Excerpt from a dataset
# # # # # # #

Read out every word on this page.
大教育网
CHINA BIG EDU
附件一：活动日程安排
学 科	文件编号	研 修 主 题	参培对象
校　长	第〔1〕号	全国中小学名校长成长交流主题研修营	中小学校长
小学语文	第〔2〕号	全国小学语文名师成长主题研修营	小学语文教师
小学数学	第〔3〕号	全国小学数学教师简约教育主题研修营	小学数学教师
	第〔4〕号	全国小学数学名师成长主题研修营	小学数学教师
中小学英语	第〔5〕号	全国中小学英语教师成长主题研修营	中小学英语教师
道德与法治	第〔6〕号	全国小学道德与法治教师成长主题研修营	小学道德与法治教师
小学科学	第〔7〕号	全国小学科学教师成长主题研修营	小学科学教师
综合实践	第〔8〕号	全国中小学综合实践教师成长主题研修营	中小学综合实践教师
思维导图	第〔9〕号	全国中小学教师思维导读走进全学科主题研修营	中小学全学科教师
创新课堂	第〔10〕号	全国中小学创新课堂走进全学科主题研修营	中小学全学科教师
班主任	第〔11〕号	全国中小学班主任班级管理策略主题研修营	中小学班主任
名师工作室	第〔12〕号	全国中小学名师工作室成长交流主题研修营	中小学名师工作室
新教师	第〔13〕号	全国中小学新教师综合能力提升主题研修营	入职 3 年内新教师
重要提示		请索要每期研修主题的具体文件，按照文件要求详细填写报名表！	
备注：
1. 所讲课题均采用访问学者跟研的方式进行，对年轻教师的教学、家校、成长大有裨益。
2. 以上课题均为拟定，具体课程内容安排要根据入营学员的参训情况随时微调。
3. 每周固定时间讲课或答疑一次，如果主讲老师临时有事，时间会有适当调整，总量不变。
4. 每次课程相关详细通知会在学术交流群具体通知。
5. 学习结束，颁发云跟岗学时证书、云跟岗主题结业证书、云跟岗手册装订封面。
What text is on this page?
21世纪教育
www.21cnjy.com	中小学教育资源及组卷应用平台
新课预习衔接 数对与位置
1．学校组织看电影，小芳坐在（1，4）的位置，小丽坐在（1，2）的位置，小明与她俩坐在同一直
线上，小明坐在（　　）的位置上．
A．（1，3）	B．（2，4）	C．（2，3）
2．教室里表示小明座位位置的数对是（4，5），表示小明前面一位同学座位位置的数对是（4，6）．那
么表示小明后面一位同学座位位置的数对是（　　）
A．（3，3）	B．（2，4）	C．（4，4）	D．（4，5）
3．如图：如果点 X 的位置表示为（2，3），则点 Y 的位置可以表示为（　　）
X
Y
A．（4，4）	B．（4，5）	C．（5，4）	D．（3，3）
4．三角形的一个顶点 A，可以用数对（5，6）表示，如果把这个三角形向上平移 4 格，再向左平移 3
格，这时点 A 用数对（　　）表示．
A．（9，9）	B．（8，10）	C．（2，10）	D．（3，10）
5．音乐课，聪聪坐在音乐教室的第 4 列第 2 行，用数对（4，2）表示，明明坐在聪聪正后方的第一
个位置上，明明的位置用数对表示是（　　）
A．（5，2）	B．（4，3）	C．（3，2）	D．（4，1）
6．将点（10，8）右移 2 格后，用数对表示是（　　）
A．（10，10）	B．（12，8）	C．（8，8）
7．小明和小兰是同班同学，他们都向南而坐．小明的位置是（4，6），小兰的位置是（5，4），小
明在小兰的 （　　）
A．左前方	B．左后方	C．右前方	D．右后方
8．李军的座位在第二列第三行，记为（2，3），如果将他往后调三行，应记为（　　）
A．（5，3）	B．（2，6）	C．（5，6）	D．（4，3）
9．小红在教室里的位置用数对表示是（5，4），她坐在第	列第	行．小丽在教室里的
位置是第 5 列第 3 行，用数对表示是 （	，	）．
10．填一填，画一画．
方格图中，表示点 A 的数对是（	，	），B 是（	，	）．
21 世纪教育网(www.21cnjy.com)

# # # # # # #

Short exercise: Everything from the line containing "What text is on this page?" through the last line of the records must be given again exactly; leave out all other lines.

The answer:
What text is on this page?
21世纪教育
www.21cnjy.com	中小学教育资源及组卷应用平台
新课预习衔接 数对与位置
1．学校组织看电影，小芳坐在（1，4）的位置，小丽坐在（1，2）的位置，小明与她俩坐在同一直
线上，小明坐在（　　）的位置上．
A．（1，3）	B．（2，4）	C．（2，3）
2．教室里表示小明座位位置的数对是（4，5），表示小明前面一位同学座位位置的数对是（4，6）．那
么表示小明后面一位同学座位位置的数对是（　　）
A．（3，3）	B．（2，4）	C．（4，4）	D．（4，5）
3．如图：如果点 X 的位置表示为（2，3），则点 Y 的位置可以表示为（　　）
X
Y
A．（4，4）	B．（4，5）	C．（5，4）	D．（3，3）
4．三角形的一个顶点 A，可以用数对（5，6）表示，如果把这个三角形向上平移 4 格，再向左平移 3
格，这时点 A 用数对（　　）表示．
A．（9，9）	B．（8，10）	C．（2，10）	D．（3，10）
5．音乐课，聪聪坐在音乐教室的第 4 列第 2 行，用数对（4，2）表示，明明坐在聪聪正后方的第一
个位置上，明明的位置用数对表示是（　　）
A．（5，2）	B．（4，3）	C．（3，2）	D．（4，1）
6．将点（10，8）右移 2 格后，用数对表示是（　　）
A．（10，10）	B．（12，8）	C．（8，8）
7．小明和小兰是同班同学，他们都向南而坐．小明的位置是（4，6），小兰的位置是（5，4），小
明在小兰的 （　　）
A．左前方	B．左后方	C．右前方	D．右后方
8．李军的座位在第二列第三行，记为（2，3），如果将他往后调三行，应记为（　　）
A．（5，3）	B．（2，6）	C．（5，6）	D．（4，3）
9．小红在教室里的位置用数对表示是（5，4），她坐在第	列第	行．小丽在教室里的
位置是第 5 列第 3 行，用数对表示是 （	，	）．
10．填一填，画一画．
方格图中，表示点 A 的数对是（	，	），B 是（	，	）．
21 世纪教育网(www.21cnjy.com)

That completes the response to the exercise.